EXERCISE DESCRIPTION
Please reproduce the records below verbatim, line for line, leaving nothing out and changing nothing.

STORED ROWS
+---+

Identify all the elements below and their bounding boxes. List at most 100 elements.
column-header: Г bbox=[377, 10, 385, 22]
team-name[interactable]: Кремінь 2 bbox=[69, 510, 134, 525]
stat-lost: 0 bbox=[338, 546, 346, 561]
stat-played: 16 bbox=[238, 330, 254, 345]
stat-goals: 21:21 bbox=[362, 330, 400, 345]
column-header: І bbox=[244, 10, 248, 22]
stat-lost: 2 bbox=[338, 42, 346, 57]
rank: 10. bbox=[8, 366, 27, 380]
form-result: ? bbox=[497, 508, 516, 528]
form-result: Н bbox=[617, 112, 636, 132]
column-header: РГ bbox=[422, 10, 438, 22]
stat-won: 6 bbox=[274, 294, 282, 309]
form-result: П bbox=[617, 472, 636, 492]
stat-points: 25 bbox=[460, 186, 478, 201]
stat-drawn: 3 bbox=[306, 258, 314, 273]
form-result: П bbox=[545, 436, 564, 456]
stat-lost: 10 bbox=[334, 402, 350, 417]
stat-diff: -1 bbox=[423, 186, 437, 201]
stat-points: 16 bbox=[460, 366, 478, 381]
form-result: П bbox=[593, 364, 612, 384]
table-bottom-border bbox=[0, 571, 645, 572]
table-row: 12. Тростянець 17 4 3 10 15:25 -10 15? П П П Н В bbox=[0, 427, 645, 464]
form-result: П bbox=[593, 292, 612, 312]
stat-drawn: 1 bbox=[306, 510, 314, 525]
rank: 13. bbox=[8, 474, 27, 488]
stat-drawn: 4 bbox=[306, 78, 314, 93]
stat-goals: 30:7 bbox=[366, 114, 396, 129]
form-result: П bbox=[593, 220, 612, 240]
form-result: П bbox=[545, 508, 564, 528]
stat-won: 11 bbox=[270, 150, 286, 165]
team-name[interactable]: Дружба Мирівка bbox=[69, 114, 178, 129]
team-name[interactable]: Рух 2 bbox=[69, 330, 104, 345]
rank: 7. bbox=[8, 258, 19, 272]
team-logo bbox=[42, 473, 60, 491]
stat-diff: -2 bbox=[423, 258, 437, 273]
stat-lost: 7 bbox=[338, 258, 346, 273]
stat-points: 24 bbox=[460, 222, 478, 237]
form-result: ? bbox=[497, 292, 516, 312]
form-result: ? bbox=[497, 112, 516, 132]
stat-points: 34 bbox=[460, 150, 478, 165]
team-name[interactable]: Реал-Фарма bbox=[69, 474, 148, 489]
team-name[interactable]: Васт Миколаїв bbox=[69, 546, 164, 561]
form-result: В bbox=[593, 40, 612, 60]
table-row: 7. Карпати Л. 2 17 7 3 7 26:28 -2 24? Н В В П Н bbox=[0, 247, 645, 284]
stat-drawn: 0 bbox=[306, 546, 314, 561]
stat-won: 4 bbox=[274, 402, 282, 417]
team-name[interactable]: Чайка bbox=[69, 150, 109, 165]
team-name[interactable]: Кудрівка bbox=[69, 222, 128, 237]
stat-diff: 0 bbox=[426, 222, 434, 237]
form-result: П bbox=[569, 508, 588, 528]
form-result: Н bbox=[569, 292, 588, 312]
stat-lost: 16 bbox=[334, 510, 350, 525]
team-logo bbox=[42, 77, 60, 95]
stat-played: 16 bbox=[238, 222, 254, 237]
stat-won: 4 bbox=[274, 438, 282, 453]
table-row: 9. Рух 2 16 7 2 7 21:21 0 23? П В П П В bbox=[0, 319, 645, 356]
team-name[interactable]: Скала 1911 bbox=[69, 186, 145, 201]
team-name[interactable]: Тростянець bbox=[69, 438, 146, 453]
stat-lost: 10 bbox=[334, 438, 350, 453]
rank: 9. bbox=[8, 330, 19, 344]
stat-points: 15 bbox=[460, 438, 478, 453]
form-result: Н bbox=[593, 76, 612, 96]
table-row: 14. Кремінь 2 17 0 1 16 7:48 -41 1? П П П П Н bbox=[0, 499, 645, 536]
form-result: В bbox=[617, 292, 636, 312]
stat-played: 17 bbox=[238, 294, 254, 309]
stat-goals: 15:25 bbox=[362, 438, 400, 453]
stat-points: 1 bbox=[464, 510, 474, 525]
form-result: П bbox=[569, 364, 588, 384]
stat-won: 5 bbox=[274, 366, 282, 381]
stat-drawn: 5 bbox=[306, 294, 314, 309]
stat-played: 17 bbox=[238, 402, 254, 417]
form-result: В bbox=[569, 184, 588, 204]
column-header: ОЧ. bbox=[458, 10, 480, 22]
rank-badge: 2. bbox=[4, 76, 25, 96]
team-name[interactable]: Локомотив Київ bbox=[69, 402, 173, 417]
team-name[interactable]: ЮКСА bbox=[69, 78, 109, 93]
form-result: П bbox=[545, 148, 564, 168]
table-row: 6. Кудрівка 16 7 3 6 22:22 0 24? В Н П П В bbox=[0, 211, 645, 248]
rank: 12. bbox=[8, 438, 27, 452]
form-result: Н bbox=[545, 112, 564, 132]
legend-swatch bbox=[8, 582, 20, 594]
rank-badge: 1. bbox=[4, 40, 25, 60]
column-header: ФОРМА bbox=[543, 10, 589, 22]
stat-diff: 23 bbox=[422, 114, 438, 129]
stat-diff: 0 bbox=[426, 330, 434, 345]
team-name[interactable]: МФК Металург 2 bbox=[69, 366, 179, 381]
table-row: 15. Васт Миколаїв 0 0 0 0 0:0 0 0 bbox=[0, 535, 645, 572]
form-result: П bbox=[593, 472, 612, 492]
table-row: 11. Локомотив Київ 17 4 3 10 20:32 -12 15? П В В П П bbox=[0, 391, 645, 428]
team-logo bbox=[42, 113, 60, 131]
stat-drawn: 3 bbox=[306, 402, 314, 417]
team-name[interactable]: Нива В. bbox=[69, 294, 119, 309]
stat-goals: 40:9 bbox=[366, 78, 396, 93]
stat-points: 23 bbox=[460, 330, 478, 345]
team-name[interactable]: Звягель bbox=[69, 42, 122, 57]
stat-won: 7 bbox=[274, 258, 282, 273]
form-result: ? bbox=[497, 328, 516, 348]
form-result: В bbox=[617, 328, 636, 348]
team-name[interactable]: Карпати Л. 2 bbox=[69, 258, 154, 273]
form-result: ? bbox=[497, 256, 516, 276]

+---+

TASK RESPONSE
Identify all the elements below and their bounding boxes. List at most 100 elements.
column-header: Г bbox=[377, 10, 385, 22]
team-name[interactable]: Кремінь 2 bbox=[69, 510, 134, 525]
stat-lost: 0 bbox=[338, 546, 346, 561]
stat-played: 16 bbox=[238, 330, 254, 345]
stat-goals: 21:21 bbox=[362, 330, 400, 345]
column-header: І bbox=[244, 10, 248, 22]
stat-lost: 2 bbox=[338, 42, 346, 57]
rank: 10. bbox=[8, 366, 27, 380]
form-result: ? bbox=[497, 508, 516, 528]
form-result: Н bbox=[617, 112, 636, 132]
column-header: РГ bbox=[422, 10, 438, 22]
stat-won: 6 bbox=[274, 294, 282, 309]
form-result: П bbox=[617, 472, 636, 492]
stat-points: 25 bbox=[460, 186, 478, 201]
stat-drawn: 3 bbox=[306, 258, 314, 273]
form-result: П bbox=[545, 436, 564, 456]
stat-lost: 10 bbox=[334, 402, 350, 417]
stat-diff: -1 bbox=[423, 186, 437, 201]
stat-points: 16 bbox=[460, 366, 478, 381]
form-result: П bbox=[593, 364, 612, 384]
table-bottom-border bbox=[0, 571, 645, 572]
table-row: 12. Тростянець 17 4 3 10 15:25 -10 15? П П П Н В bbox=[0, 427, 645, 464]
form-result: П bbox=[593, 292, 612, 312]
stat-drawn: 1 bbox=[306, 510, 314, 525]
rank: 13. bbox=[8, 474, 27, 488]
stat-drawn: 4 bbox=[306, 78, 314, 93]
stat-goals: 30:7 bbox=[366, 114, 396, 129]
form-result: П bbox=[593, 220, 612, 240]
form-result: П bbox=[545, 508, 564, 528]
stat-won: 11 bbox=[270, 150, 286, 165]
team-name[interactable]: Дружба Мирівка bbox=[69, 114, 178, 129]
team-name[interactable]: Рух 2 bbox=[69, 330, 104, 345]
rank: 7. bbox=[8, 258, 19, 272]
team-logo bbox=[42, 473, 60, 491]
stat-diff: -2 bbox=[423, 258, 437, 273]
stat-lost: 7 bbox=[338, 258, 346, 273]
stat-points: 24 bbox=[460, 222, 478, 237]
form-result: ? bbox=[497, 292, 516, 312]
form-result: ? bbox=[497, 112, 516, 132]
stat-points: 34 bbox=[460, 150, 478, 165]
team-name[interactable]: Реал-Фарма bbox=[69, 474, 148, 489]
team-name[interactable]: Васт Миколаїв bbox=[69, 546, 164, 561]
form-result: В bbox=[593, 40, 612, 60]
table-row: 7. Карпати Л. 2 17 7 3 7 26:28 -2 24? Н В В П Н bbox=[0, 247, 645, 284]
stat-drawn: 0 bbox=[306, 546, 314, 561]
stat-won: 4 bbox=[274, 402, 282, 417]
team-name[interactable]: Чайка bbox=[69, 150, 109, 165]
team-name[interactable]: Кудрівка bbox=[69, 222, 128, 237]
stat-diff: 0 bbox=[426, 222, 434, 237]
form-result: П bbox=[569, 508, 588, 528]
form-result: Н bbox=[569, 292, 588, 312]
stat-lost: 16 bbox=[334, 510, 350, 525]
team-logo bbox=[42, 77, 60, 95]
stat-played: 16 bbox=[238, 222, 254, 237]
stat-won: 4 bbox=[274, 438, 282, 453]
table-row: 9. Рух 2 16 7 2 7 21:21 0 23? П В П П В bbox=[0, 319, 645, 356]
team-name[interactable]: Скала 1911 bbox=[69, 186, 145, 201]
team-name[interactable]: Тростянець bbox=[69, 438, 146, 453]
stat-lost: 10 bbox=[334, 438, 350, 453]
rank: 9. bbox=[8, 330, 19, 344]
stat-points: 15 bbox=[460, 438, 478, 453]
form-result: Н bbox=[593, 76, 612, 96]
table-row: 14. Кремінь 2 17 0 1 16 7:48 -41 1? П П П П Н bbox=[0, 499, 645, 536]
form-result: В bbox=[617, 292, 636, 312]
stat-played: 17 bbox=[238, 294, 254, 309]
stat-goals: 15:25 bbox=[362, 438, 400, 453]
stat-points: 1 bbox=[464, 510, 474, 525]
form-result: П bbox=[569, 364, 588, 384]
stat-won: 5 bbox=[274, 366, 282, 381]
stat-drawn: 5 bbox=[306, 294, 314, 309]
stat-played: 17 bbox=[238, 402, 254, 417]
form-result: В bbox=[569, 184, 588, 204]
column-header: ОЧ. bbox=[458, 10, 480, 22]
rank-badge: 2. bbox=[4, 76, 25, 96]
team-name[interactable]: Локомотив Київ bbox=[69, 402, 173, 417]
team-name[interactable]: ЮКСА bbox=[69, 78, 109, 93]
form-result: П bbox=[545, 148, 564, 168]
table-row: 6. Кудрівка 16 7 3 6 22:22 0 24? В Н П П В bbox=[0, 211, 645, 248]
rank: 12. bbox=[8, 438, 27, 452]
form-result: Н bbox=[545, 112, 564, 132]
legend-swatch bbox=[8, 582, 20, 594]
rank-badge: 1. bbox=[4, 40, 25, 60]
column-header: ФОРМА bbox=[543, 10, 589, 22]
stat-diff: 23 bbox=[422, 114, 438, 129]
stat-diff: 0 bbox=[426, 330, 434, 345]
team-name[interactable]: МФК Металург 2 bbox=[69, 366, 179, 381]
table-row: 15. Васт Миколаїв 0 0 0 0 0:0 0 0 bbox=[0, 535, 645, 572]
form-result: П bbox=[593, 472, 612, 492]
table-row: 11. Локомотив Київ 17 4 3 10 20:32 -12 15? П В В П П bbox=[0, 391, 645, 428]
team-logo bbox=[42, 113, 60, 131]
stat-drawn: 3 bbox=[306, 402, 314, 417]
team-name[interactable]: Нива В. bbox=[69, 294, 119, 309]
stat-goals: 40:9 bbox=[366, 78, 396, 93]
stat-points: 23 bbox=[460, 330, 478, 345]
team-name[interactable]: Звягель bbox=[69, 42, 122, 57]
stat-won: 7 bbox=[274, 258, 282, 273]
form-result: ? bbox=[497, 328, 516, 348]
form-result: В bbox=[617, 328, 636, 348]
team-name[interactable]: Карпати Л. 2 bbox=[69, 258, 154, 273]
form-result: ? bbox=[497, 256, 516, 276]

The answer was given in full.